▶ Written exercise: Single out each line with the word "Fatal" and copy it.

▶ Records for the exercise:

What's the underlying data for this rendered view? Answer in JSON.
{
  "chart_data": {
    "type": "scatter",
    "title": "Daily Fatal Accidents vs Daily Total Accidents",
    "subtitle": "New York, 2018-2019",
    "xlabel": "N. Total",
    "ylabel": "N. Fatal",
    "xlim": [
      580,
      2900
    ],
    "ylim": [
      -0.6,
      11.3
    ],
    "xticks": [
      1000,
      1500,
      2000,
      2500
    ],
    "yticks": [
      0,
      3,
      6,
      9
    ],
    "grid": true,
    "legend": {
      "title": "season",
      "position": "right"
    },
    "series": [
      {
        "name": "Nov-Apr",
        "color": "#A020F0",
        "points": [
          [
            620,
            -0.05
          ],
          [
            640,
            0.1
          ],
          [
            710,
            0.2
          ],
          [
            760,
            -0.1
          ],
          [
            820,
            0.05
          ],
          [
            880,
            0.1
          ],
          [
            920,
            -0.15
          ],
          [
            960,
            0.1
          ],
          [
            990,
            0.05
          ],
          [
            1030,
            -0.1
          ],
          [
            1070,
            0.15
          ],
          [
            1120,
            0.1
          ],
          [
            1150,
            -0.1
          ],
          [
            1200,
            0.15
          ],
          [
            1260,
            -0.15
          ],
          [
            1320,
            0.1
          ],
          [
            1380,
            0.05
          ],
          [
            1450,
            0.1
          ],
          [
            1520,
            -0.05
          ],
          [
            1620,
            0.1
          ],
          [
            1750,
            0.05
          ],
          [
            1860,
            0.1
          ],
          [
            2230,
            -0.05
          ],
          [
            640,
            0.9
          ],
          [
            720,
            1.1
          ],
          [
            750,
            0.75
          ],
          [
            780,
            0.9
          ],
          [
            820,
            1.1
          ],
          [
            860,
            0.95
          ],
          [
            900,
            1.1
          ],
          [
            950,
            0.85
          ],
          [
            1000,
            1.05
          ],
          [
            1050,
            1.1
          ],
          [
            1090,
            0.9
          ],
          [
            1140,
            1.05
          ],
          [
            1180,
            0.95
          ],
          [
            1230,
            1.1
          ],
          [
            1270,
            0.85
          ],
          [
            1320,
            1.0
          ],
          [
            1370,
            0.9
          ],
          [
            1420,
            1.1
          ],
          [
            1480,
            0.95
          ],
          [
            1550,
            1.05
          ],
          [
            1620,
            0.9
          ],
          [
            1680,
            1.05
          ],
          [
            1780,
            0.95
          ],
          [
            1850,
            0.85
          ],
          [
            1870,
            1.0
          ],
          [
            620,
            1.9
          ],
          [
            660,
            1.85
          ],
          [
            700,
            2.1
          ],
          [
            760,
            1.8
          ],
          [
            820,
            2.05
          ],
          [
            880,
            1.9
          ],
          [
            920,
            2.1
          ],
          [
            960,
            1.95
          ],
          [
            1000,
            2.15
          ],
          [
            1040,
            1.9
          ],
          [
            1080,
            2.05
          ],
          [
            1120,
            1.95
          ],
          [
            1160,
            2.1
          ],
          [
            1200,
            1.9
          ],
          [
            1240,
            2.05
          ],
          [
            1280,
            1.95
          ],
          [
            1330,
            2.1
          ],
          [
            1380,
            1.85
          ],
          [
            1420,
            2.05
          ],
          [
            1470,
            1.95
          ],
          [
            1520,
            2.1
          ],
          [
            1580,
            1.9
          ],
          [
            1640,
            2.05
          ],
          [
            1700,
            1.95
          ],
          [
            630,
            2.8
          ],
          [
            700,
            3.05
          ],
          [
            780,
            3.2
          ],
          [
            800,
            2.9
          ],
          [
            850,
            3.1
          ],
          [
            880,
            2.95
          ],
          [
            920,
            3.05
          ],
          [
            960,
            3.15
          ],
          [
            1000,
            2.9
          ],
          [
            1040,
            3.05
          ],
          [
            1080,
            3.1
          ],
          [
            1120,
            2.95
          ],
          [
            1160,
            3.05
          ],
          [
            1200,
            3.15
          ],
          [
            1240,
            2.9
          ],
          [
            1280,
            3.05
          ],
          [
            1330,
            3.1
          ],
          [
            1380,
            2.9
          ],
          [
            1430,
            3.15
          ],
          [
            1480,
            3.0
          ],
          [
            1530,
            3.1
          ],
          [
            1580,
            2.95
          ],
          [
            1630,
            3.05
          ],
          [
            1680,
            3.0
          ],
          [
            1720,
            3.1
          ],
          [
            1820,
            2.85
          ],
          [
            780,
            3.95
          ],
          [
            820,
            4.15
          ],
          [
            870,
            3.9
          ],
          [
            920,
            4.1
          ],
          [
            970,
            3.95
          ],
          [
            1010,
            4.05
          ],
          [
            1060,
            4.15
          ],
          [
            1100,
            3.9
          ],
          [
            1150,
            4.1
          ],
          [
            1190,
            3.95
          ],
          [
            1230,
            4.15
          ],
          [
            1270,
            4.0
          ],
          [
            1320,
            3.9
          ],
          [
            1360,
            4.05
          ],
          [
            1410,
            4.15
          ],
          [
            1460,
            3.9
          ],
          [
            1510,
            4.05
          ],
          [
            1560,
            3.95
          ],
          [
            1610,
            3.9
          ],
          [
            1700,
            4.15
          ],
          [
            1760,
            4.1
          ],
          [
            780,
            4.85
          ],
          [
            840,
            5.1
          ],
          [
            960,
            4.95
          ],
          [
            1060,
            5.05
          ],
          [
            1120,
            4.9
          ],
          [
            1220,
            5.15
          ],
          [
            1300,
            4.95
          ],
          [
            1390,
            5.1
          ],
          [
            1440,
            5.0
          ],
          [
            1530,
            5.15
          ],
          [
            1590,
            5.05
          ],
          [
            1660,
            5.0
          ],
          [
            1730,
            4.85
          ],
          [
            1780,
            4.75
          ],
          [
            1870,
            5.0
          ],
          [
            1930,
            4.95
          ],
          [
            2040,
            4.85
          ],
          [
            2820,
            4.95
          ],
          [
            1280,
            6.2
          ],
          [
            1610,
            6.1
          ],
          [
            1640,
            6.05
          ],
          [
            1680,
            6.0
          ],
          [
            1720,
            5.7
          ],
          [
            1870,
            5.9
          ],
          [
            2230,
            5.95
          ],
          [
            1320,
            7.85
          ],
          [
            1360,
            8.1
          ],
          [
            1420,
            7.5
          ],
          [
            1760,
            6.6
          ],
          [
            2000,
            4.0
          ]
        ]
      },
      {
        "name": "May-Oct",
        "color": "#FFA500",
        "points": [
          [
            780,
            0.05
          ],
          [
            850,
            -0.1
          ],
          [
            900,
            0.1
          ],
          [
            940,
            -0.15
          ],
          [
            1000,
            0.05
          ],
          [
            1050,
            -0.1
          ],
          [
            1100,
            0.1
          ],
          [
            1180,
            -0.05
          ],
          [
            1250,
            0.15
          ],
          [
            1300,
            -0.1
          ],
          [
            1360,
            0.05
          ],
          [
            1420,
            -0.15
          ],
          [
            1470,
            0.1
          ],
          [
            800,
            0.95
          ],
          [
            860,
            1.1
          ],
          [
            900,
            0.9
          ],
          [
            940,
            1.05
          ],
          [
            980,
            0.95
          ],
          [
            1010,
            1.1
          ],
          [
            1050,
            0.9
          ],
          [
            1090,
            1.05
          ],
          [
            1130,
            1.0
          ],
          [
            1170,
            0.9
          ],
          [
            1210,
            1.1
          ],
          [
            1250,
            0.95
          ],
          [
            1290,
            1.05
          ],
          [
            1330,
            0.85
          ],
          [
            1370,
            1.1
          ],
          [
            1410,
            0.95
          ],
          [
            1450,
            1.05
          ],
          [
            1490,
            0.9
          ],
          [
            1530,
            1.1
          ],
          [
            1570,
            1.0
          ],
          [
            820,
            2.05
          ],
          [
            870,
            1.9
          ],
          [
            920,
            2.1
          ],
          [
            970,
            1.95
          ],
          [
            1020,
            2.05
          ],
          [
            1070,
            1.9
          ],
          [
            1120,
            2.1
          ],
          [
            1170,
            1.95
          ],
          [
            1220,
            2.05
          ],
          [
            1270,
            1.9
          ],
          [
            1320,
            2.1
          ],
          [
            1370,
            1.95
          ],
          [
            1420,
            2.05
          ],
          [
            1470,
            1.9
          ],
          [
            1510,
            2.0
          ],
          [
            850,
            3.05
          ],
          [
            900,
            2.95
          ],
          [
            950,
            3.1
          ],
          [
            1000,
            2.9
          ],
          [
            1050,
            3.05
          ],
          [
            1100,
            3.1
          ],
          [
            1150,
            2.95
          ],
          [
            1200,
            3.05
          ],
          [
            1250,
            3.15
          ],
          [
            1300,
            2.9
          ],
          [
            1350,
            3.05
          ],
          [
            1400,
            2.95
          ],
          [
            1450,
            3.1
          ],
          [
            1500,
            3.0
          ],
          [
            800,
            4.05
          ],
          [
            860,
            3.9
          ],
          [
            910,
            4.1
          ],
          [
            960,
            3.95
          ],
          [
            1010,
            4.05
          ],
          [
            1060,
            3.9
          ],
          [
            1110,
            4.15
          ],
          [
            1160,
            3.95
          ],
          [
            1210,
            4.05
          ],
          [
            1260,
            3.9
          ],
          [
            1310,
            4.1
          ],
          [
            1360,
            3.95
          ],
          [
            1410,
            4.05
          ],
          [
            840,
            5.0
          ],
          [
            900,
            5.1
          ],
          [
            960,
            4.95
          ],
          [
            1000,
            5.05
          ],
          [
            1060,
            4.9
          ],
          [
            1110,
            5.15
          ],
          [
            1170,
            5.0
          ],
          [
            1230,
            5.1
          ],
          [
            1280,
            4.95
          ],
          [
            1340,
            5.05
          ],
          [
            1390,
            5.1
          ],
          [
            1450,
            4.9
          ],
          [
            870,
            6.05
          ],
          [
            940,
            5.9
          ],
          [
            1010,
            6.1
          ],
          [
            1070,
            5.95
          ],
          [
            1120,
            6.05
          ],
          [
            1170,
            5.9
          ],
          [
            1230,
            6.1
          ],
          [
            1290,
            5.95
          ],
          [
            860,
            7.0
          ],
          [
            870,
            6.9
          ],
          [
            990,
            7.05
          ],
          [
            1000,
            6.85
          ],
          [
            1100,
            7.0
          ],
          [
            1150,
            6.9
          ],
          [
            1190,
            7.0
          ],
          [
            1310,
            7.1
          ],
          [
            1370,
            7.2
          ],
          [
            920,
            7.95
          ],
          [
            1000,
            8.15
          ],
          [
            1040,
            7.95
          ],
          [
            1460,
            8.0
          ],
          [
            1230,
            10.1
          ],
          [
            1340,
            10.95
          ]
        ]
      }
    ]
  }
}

▶ Final answer:
    "title": "Daily Fatal Accidents vs Daily Total Accidents",
    "ylabel": "N. Fatal",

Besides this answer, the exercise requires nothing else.